Materials provided:
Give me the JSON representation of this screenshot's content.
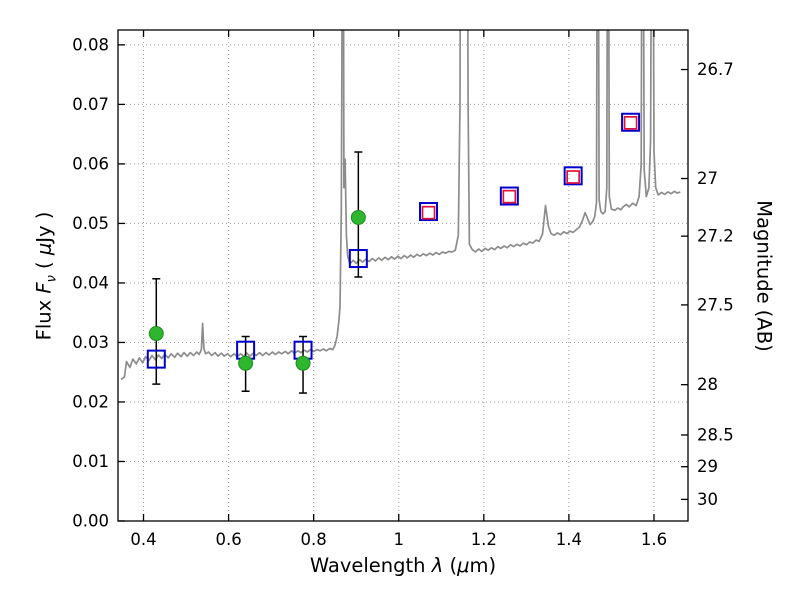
{
  "figure": {
    "background": "#ffffff",
    "xlabel": {
      "pre": "Wavelength ",
      "lambda": "λ",
      "mid": " (",
      "mu": "μ",
      "post": "m)"
    },
    "ylabel_left": {
      "pre": "Flux ",
      "f": "F",
      "sub": "ν",
      "mid": " ( ",
      "mu": "μ",
      "post": "Jy )"
    },
    "ylabel_right": "Magnitude (AB)"
  },
  "axes": {
    "xlim": [
      0.34,
      1.68
    ],
    "ylim": [
      0.0,
      0.0825
    ],
    "xticks": [
      0.4,
      0.6,
      0.8,
      1.0,
      1.2,
      1.4,
      1.6
    ],
    "xtick_labels": [
      "0.4",
      "0.6",
      "0.8",
      "1",
      "1.2",
      "1.4",
      "1.6"
    ],
    "yticks": [
      0.0,
      0.01,
      0.02,
      0.03,
      0.04,
      0.05,
      0.06,
      0.07,
      0.08
    ],
    "ytick_labels": [
      "0.00",
      "0.01",
      "0.02",
      "0.03",
      "0.04",
      "0.05",
      "0.06",
      "0.07",
      "0.08"
    ],
    "right_axis": {
      "tick_mags": [
        26.7,
        27,
        27.2,
        27.5,
        28,
        28.5,
        29,
        30
      ],
      "tick_labels": [
        "26.7",
        "27",
        "27.2",
        "27.5",
        "28",
        "28.5",
        "29",
        "30"
      ],
      "ab_zeropoint_ujy": 23.9
    },
    "grid": {
      "color": "#9a9a9a",
      "style": "dotted"
    },
    "frame_color": "#000000"
  },
  "chart_data": {
    "type": "line",
    "title": "",
    "xlabel": "Wavelength λ (μm)",
    "ylabel": "Flux Fν ( μJy )",
    "ylabel_right": "Magnitude (AB)",
    "xlim": [
      0.34,
      1.68
    ],
    "ylim": [
      0.0,
      0.0825
    ],
    "grid": true,
    "legend": false,
    "series": [
      {
        "name": "model spectrum",
        "type": "line",
        "color": "#8c8c8c",
        "points": [
          [
            0.347,
            0.0238
          ],
          [
            0.355,
            0.0242
          ],
          [
            0.36,
            0.0268
          ],
          [
            0.368,
            0.0258
          ],
          [
            0.375,
            0.0272
          ],
          [
            0.383,
            0.0264
          ],
          [
            0.39,
            0.0274
          ],
          [
            0.398,
            0.0266
          ],
          [
            0.405,
            0.0276
          ],
          [
            0.413,
            0.027
          ],
          [
            0.42,
            0.0278
          ],
          [
            0.428,
            0.0271
          ],
          [
            0.435,
            0.0279
          ],
          [
            0.443,
            0.0273
          ],
          [
            0.45,
            0.028
          ],
          [
            0.458,
            0.0274
          ],
          [
            0.465,
            0.0281
          ],
          [
            0.473,
            0.0275
          ],
          [
            0.48,
            0.0282
          ],
          [
            0.488,
            0.0276
          ],
          [
            0.495,
            0.0283
          ],
          [
            0.503,
            0.0277
          ],
          [
            0.51,
            0.0283
          ],
          [
            0.518,
            0.0278
          ],
          [
            0.525,
            0.0284
          ],
          [
            0.531,
            0.028
          ],
          [
            0.536,
            0.0288
          ],
          [
            0.539,
            0.0332
          ],
          [
            0.542,
            0.029
          ],
          [
            0.546,
            0.0281
          ],
          [
            0.553,
            0.0284
          ],
          [
            0.56,
            0.0278
          ],
          [
            0.568,
            0.0283
          ],
          [
            0.575,
            0.0277
          ],
          [
            0.583,
            0.0282
          ],
          [
            0.59,
            0.0277
          ],
          [
            0.598,
            0.0281
          ],
          [
            0.605,
            0.0276
          ],
          [
            0.613,
            0.0281
          ],
          [
            0.62,
            0.0276
          ],
          [
            0.628,
            0.0281
          ],
          [
            0.635,
            0.0277
          ],
          [
            0.643,
            0.0282
          ],
          [
            0.65,
            0.0277
          ],
          [
            0.658,
            0.0282
          ],
          [
            0.665,
            0.0278
          ],
          [
            0.673,
            0.0283
          ],
          [
            0.68,
            0.0278
          ],
          [
            0.688,
            0.0283
          ],
          [
            0.695,
            0.0279
          ],
          [
            0.703,
            0.0284
          ],
          [
            0.71,
            0.028
          ],
          [
            0.718,
            0.0284
          ],
          [
            0.725,
            0.0281
          ],
          [
            0.733,
            0.0285
          ],
          [
            0.74,
            0.0281
          ],
          [
            0.748,
            0.0286
          ],
          [
            0.755,
            0.0282
          ],
          [
            0.763,
            0.0286
          ],
          [
            0.77,
            0.0283
          ],
          [
            0.778,
            0.0287
          ],
          [
            0.785,
            0.0284
          ],
          [
            0.793,
            0.0288
          ],
          [
            0.8,
            0.0285
          ],
          [
            0.808,
            0.0288
          ],
          [
            0.815,
            0.0286
          ],
          [
            0.823,
            0.0289
          ],
          [
            0.83,
            0.0286
          ],
          [
            0.838,
            0.029
          ],
          [
            0.845,
            0.0288
          ],
          [
            0.85,
            0.0295
          ],
          [
            0.855,
            0.031
          ],
          [
            0.859,
            0.0335
          ],
          [
            0.862,
            0.036
          ],
          [
            0.865,
            0.052
          ],
          [
            0.867,
            0.09
          ],
          [
            0.869,
            0.14
          ],
          [
            0.871,
            0.056
          ],
          [
            0.874,
            0.0608
          ],
          [
            0.877,
            0.048
          ],
          [
            0.88,
            0.0445
          ],
          [
            0.885,
            0.0432
          ],
          [
            0.893,
            0.0438
          ],
          [
            0.9,
            0.0433
          ],
          [
            0.908,
            0.0439
          ],
          [
            0.915,
            0.0435
          ],
          [
            0.923,
            0.044
          ],
          [
            0.93,
            0.0436
          ],
          [
            0.938,
            0.0441
          ],
          [
            0.945,
            0.0437
          ],
          [
            0.953,
            0.0442
          ],
          [
            0.96,
            0.0438
          ],
          [
            0.968,
            0.0443
          ],
          [
            0.975,
            0.0439
          ],
          [
            0.983,
            0.0444
          ],
          [
            0.99,
            0.044
          ],
          [
            0.998,
            0.0445
          ],
          [
            1.005,
            0.0441
          ],
          [
            1.013,
            0.0446
          ],
          [
            1.02,
            0.0442
          ],
          [
            1.028,
            0.0447
          ],
          [
            1.035,
            0.0443
          ],
          [
            1.043,
            0.0448
          ],
          [
            1.05,
            0.0445
          ],
          [
            1.058,
            0.0449
          ],
          [
            1.065,
            0.0446
          ],
          [
            1.073,
            0.045
          ],
          [
            1.08,
            0.0447
          ],
          [
            1.088,
            0.0451
          ],
          [
            1.095,
            0.0448
          ],
          [
            1.103,
            0.0452
          ],
          [
            1.11,
            0.045
          ],
          [
            1.118,
            0.0453
          ],
          [
            1.125,
            0.0452
          ],
          [
            1.133,
            0.0455
          ],
          [
            1.14,
            0.048
          ],
          [
            1.144,
            0.07
          ],
          [
            1.146,
            0.14
          ],
          [
            1.16,
            0.14
          ],
          [
            1.163,
            0.07
          ],
          [
            1.166,
            0.0465
          ],
          [
            1.173,
            0.0456
          ],
          [
            1.18,
            0.0452
          ],
          [
            1.188,
            0.0457
          ],
          [
            1.195,
            0.0453
          ],
          [
            1.203,
            0.0458
          ],
          [
            1.21,
            0.0455
          ],
          [
            1.218,
            0.0459
          ],
          [
            1.225,
            0.0456
          ],
          [
            1.233,
            0.0461
          ],
          [
            1.24,
            0.0458
          ],
          [
            1.248,
            0.0462
          ],
          [
            1.255,
            0.0459
          ],
          [
            1.263,
            0.0464
          ],
          [
            1.27,
            0.0461
          ],
          [
            1.278,
            0.0465
          ],
          [
            1.285,
            0.0462
          ],
          [
            1.293,
            0.0467
          ],
          [
            1.3,
            0.0464
          ],
          [
            1.308,
            0.0469
          ],
          [
            1.315,
            0.0467
          ],
          [
            1.323,
            0.0472
          ],
          [
            1.33,
            0.047
          ],
          [
            1.338,
            0.0482
          ],
          [
            1.345,
            0.053
          ],
          [
            1.352,
            0.0495
          ],
          [
            1.358,
            0.0483
          ],
          [
            1.365,
            0.048
          ],
          [
            1.373,
            0.0484
          ],
          [
            1.38,
            0.0481
          ],
          [
            1.388,
            0.0486
          ],
          [
            1.395,
            0.0483
          ],
          [
            1.403,
            0.0487
          ],
          [
            1.41,
            0.0485
          ],
          [
            1.418,
            0.049
          ],
          [
            1.425,
            0.0494
          ],
          [
            1.432,
            0.0505
          ],
          [
            1.438,
            0.0518
          ],
          [
            1.444,
            0.0508
          ],
          [
            1.45,
            0.0498
          ],
          [
            1.456,
            0.0503
          ],
          [
            1.461,
            0.0512
          ],
          [
            1.465,
            0.0535
          ],
          [
            1.468,
            0.14
          ],
          [
            1.471,
            0.054
          ],
          [
            1.475,
            0.052
          ],
          [
            1.48,
            0.0516
          ],
          [
            1.485,
            0.052
          ],
          [
            1.489,
            0.056
          ],
          [
            1.492,
            0.14
          ],
          [
            1.495,
            0.0545
          ],
          [
            1.5,
            0.0524
          ],
          [
            1.508,
            0.0522
          ],
          [
            1.515,
            0.0526
          ],
          [
            1.522,
            0.0523
          ],
          [
            1.528,
            0.0528
          ],
          [
            1.535,
            0.0532
          ],
          [
            1.542,
            0.0528
          ],
          [
            1.55,
            0.0534
          ],
          [
            1.558,
            0.053
          ],
          [
            1.565,
            0.0545
          ],
          [
            1.57,
            0.06
          ],
          [
            1.573,
            0.14
          ],
          [
            1.577,
            0.059
          ],
          [
            1.582,
            0.0545
          ],
          [
            1.588,
            0.056
          ],
          [
            1.592,
            0.064
          ],
          [
            1.596,
            0.14
          ],
          [
            1.6,
            0.062
          ],
          [
            1.604,
            0.056
          ],
          [
            1.61,
            0.0548
          ],
          [
            1.618,
            0.0552
          ],
          [
            1.625,
            0.0549
          ],
          [
            1.633,
            0.0553
          ],
          [
            1.64,
            0.055
          ],
          [
            1.648,
            0.0554
          ],
          [
            1.655,
            0.0551
          ],
          [
            1.662,
            0.0553
          ]
        ]
      },
      {
        "name": "observed photometry (optical, filled circles with error bars)",
        "type": "scatter",
        "marker": "filled-circle",
        "color": "#2fb62f",
        "edge_color": "#1f8c1f",
        "error_color": "#000000",
        "points": [
          {
            "x": 0.43,
            "y": 0.0315,
            "err_lo": 0.0085,
            "err_hi": 0.0092
          },
          {
            "x": 0.64,
            "y": 0.0265,
            "err_lo": 0.0047,
            "err_hi": 0.0045
          },
          {
            "x": 0.775,
            "y": 0.0265,
            "err_lo": 0.005,
            "err_hi": 0.0045
          },
          {
            "x": 0.905,
            "y": 0.051,
            "err_lo": 0.01,
            "err_hi": 0.011
          }
        ]
      },
      {
        "name": "model photometry (open blue squares)",
        "type": "scatter",
        "marker": "open-square",
        "color": "#0000cd",
        "points": [
          {
            "x": 0.43,
            "y": 0.0272
          },
          {
            "x": 0.64,
            "y": 0.0287
          },
          {
            "x": 0.775,
            "y": 0.0287
          },
          {
            "x": 0.905,
            "y": 0.0441
          },
          {
            "x": 1.07,
            "y": 0.052
          },
          {
            "x": 1.26,
            "y": 0.0546
          },
          {
            "x": 1.41,
            "y": 0.058
          },
          {
            "x": 1.545,
            "y": 0.067
          }
        ]
      },
      {
        "name": "observed photometry (NIR, open red squares)",
        "type": "scatter",
        "marker": "open-square",
        "color": "#dc143c",
        "points": [
          {
            "x": 1.07,
            "y": 0.0518
          },
          {
            "x": 1.26,
            "y": 0.0545
          },
          {
            "x": 1.41,
            "y": 0.0578
          },
          {
            "x": 1.545,
            "y": 0.0669
          }
        ]
      }
    ]
  }
}
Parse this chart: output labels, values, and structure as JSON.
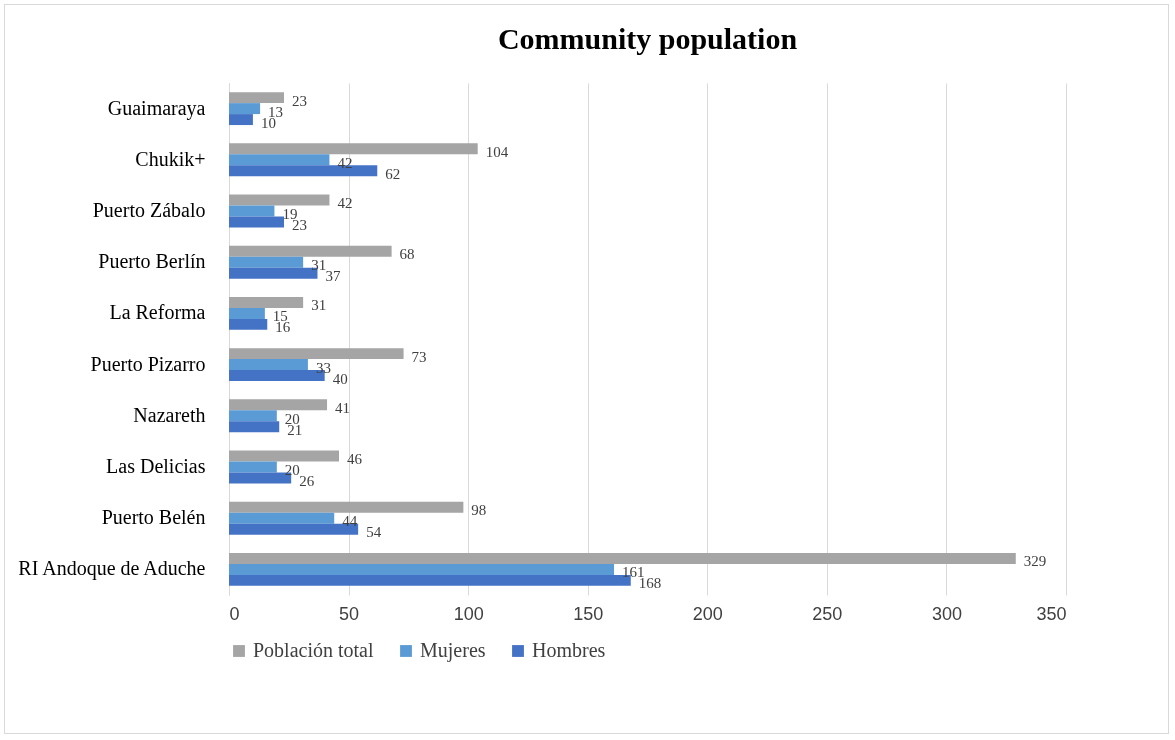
{
  "chart_data": {
    "type": "bar",
    "orientation": "horizontal",
    "title": "Community population",
    "categories": [
      "Guaimaraya",
      "Chukik+",
      "Puerto Zábalo",
      "Puerto Berlín",
      "La Reforma",
      "Puerto Pizarro",
      "Nazareth",
      "Las Delicias",
      "Puerto Belén",
      "RI Andoque de Aduche"
    ],
    "series": [
      {
        "name": "Población total",
        "color": "#a5a5a5",
        "values": [
          23,
          104,
          42,
          68,
          31,
          73,
          41,
          46,
          98,
          329
        ]
      },
      {
        "name": "Mujeres",
        "color": "#5b9bd5",
        "values": [
          13,
          42,
          19,
          31,
          15,
          33,
          20,
          20,
          44,
          161
        ]
      },
      {
        "name": "Hombres",
        "color": "#4472c4",
        "values": [
          10,
          62,
          23,
          37,
          16,
          40,
          21,
          26,
          54,
          168
        ]
      }
    ],
    "xlim": [
      0,
      350
    ],
    "xticks": [
      0,
      50,
      100,
      150,
      200,
      250,
      300,
      350
    ],
    "grid": "x",
    "legend": "bottom",
    "data_labels": true
  }
}
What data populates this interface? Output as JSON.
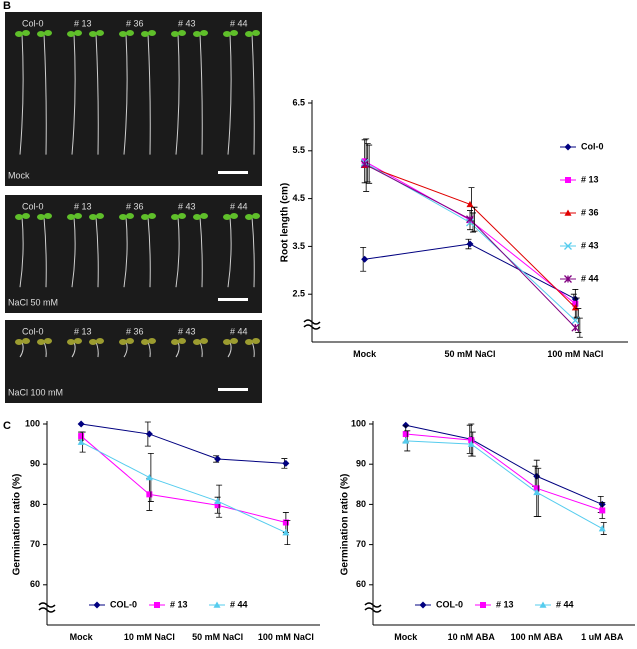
{
  "figure": {
    "panel_labels": [
      "B",
      "C"
    ],
    "photos": [
      {
        "condition": "Mock",
        "genotypes": [
          "Col-0",
          "# 13",
          "# 36",
          "# 43",
          "# 44"
        ]
      },
      {
        "condition": "NaCl 50 mM",
        "genotypes": [
          "Col-0",
          "# 13",
          "# 36",
          "# 43",
          "# 44"
        ]
      },
      {
        "condition": "NaCl 100 mM",
        "genotypes": [
          "Col-0",
          "# 13",
          "# 36",
          "# 43",
          "# 44"
        ]
      }
    ]
  },
  "chart_data": [
    {
      "type": "line",
      "y_label": "Root length (cm)",
      "categories": [
        "Mock",
        "50 mM NaCl",
        "100 mM NaCl"
      ],
      "ylim": [
        1.5,
        6.5
      ],
      "yticks": [
        2.5,
        3.5,
        4.5,
        5.5,
        6.5
      ],
      "legend": "right",
      "series": [
        {
          "name": "Col-0",
          "color": "#000080",
          "marker": "diamond",
          "values": [
            3.23,
            3.55,
            2.4
          ],
          "errors": [
            0.25,
            0.1,
            0.1
          ]
        },
        {
          "name": "# 13",
          "color": "#ff00ff",
          "marker": "square",
          "values": [
            5.28,
            4.05,
            2.3
          ],
          "errors": [
            0.45,
            0.2,
            0.3
          ]
        },
        {
          "name": "# 36",
          "color": "#e00000",
          "marker": "triangle",
          "values": [
            5.2,
            4.38,
            2.22
          ],
          "errors": [
            0.55,
            0.35,
            0.2
          ]
        },
        {
          "name": "# 43",
          "color": "#55ccee",
          "marker": "x",
          "values": [
            5.25,
            4.0,
            1.95
          ],
          "errors": [
            0.4,
            0.2,
            0.25
          ]
        },
        {
          "name": "# 44",
          "color": "#800080",
          "marker": "star",
          "values": [
            5.22,
            4.07,
            1.8
          ],
          "errors": [
            0.4,
            0.25,
            0.2
          ]
        }
      ]
    },
    {
      "type": "line",
      "y_label": "Germination ratio (%)",
      "categories": [
        "Mock",
        "10 mM NaCl",
        "50 mM NaCl",
        "100 mM NaCl"
      ],
      "ylim": [
        50,
        100
      ],
      "yticks": [
        60,
        70,
        80,
        90,
        100
      ],
      "legend": "bottom",
      "series": [
        {
          "name": "COL-0",
          "color": "#000080",
          "marker": "diamond",
          "values": [
            100,
            97.5,
            91.3,
            90.2
          ],
          "errors": [
            0,
            3,
            0.8,
            1.2
          ]
        },
        {
          "name": "# 13",
          "color": "#ff00ff",
          "marker": "square",
          "values": [
            97,
            82.5,
            79.8,
            75.5
          ],
          "errors": [
            1,
            4,
            2,
            2.5
          ]
        },
        {
          "name": "# 44",
          "color": "#55ccee",
          "marker": "triangle",
          "values": [
            95.5,
            86.7,
            80.8,
            73
          ],
          "errors": [
            2.5,
            6,
            4,
            3
          ]
        }
      ]
    },
    {
      "type": "line",
      "y_label": "Germination ratio (%)",
      "categories": [
        "Mock",
        "10 nM ABA",
        "100 nM ABA",
        "1 uM ABA"
      ],
      "ylim": [
        50,
        100
      ],
      "yticks": [
        60,
        70,
        80,
        90,
        100
      ],
      "legend": "bottom",
      "series": [
        {
          "name": "COL-0",
          "color": "#000080",
          "marker": "diamond",
          "values": [
            99.7,
            96.2,
            87,
            80
          ],
          "errors": [
            0,
            3.5,
            2.5,
            2
          ]
        },
        {
          "name": "# 13",
          "color": "#ff00ff",
          "marker": "square",
          "values": [
            97.5,
            96,
            84,
            78.5
          ],
          "errors": [
            2,
            4,
            7,
            2
          ]
        },
        {
          "name": "# 44",
          "color": "#55ccee",
          "marker": "triangle",
          "values": [
            95.8,
            95,
            83,
            74
          ],
          "errors": [
            2.5,
            3,
            6,
            1.5
          ]
        }
      ]
    }
  ]
}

Exercise goal: In the entries above, some lines may contain the string "squares"; report how many, without additional comment.

Complete answer: 2